* start Records shown *
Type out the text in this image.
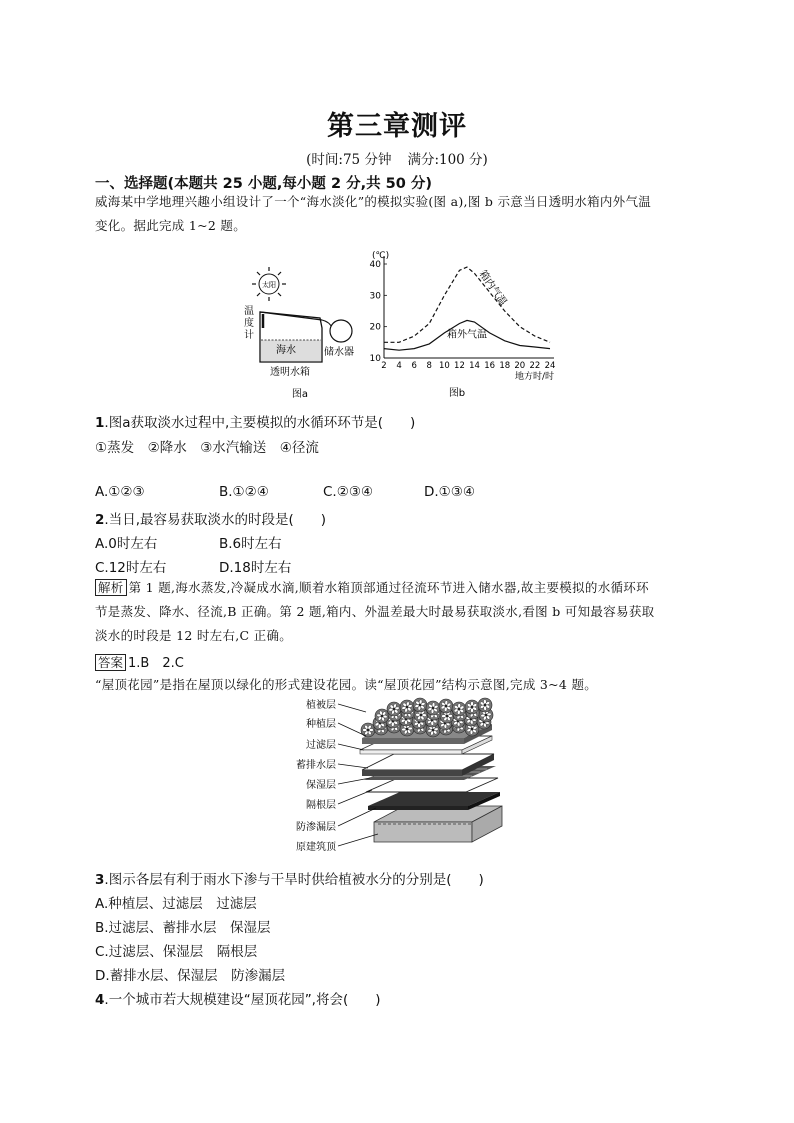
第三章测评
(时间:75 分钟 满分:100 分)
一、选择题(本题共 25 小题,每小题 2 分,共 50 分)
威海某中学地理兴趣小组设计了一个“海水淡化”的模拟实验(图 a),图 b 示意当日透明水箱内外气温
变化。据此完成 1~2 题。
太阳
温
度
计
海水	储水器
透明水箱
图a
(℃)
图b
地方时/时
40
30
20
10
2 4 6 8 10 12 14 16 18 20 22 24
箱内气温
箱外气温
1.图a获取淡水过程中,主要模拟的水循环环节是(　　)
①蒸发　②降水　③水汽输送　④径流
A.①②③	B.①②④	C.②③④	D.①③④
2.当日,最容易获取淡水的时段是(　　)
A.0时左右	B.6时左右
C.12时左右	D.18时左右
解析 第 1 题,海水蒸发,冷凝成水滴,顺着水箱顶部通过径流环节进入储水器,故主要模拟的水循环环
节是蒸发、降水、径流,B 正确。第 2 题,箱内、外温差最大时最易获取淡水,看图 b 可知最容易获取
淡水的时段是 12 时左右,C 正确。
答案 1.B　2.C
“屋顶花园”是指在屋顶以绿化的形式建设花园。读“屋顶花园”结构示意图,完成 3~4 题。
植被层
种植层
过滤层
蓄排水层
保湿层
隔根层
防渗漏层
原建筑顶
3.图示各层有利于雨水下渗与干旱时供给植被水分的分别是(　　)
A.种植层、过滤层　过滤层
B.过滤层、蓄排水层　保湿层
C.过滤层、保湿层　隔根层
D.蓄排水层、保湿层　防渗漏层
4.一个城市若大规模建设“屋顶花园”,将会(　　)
* end Records shown *
* start Records shown *
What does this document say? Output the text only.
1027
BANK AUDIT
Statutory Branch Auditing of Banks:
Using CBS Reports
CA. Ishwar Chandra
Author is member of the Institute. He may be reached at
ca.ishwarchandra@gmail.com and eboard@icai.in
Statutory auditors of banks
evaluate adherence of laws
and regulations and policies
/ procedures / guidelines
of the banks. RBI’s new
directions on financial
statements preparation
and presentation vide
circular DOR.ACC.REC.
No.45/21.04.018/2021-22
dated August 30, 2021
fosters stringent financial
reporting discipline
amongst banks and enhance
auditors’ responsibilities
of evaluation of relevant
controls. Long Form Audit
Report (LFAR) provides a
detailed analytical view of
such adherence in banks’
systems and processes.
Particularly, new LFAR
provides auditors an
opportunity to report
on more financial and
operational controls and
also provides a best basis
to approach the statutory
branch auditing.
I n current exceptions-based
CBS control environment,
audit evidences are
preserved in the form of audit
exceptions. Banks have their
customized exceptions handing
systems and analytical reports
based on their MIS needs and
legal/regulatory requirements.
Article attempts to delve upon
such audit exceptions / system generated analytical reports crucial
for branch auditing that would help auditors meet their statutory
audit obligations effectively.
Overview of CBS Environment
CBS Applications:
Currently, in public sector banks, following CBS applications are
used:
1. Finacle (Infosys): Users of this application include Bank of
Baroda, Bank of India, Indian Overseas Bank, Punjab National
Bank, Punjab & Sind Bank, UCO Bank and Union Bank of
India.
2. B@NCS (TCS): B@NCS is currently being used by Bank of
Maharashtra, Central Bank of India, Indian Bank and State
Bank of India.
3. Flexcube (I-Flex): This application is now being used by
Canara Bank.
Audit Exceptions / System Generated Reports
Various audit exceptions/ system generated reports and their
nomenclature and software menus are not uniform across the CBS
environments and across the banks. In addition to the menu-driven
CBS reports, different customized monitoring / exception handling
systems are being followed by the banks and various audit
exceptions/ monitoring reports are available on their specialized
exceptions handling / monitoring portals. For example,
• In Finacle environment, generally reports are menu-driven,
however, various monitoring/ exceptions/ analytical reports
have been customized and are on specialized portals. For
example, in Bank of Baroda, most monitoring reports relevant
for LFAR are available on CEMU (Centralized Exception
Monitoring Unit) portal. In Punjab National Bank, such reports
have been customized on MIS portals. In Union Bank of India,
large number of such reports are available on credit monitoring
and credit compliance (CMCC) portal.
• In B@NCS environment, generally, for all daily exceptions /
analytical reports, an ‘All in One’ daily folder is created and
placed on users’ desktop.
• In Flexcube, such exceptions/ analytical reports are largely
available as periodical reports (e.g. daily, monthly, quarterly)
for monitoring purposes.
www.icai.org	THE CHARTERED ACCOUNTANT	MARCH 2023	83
* end Records shown *
* start Records shown *
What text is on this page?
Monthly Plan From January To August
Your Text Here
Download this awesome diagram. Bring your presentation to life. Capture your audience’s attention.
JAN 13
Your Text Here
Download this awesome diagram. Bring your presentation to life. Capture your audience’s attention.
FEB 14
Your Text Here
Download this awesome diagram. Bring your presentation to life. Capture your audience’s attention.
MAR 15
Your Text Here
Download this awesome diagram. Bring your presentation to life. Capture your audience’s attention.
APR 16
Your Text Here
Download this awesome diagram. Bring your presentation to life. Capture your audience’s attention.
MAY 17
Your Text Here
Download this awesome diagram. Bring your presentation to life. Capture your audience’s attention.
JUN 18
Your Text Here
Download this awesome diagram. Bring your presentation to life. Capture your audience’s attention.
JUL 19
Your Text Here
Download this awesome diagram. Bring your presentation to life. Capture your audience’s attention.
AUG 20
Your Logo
* end Records shown *
◆ Given request ◆
Copy all the lines above that hold the string "controls".

◆ Answer to the task ◆
controls. Long Form Audit
operational controls and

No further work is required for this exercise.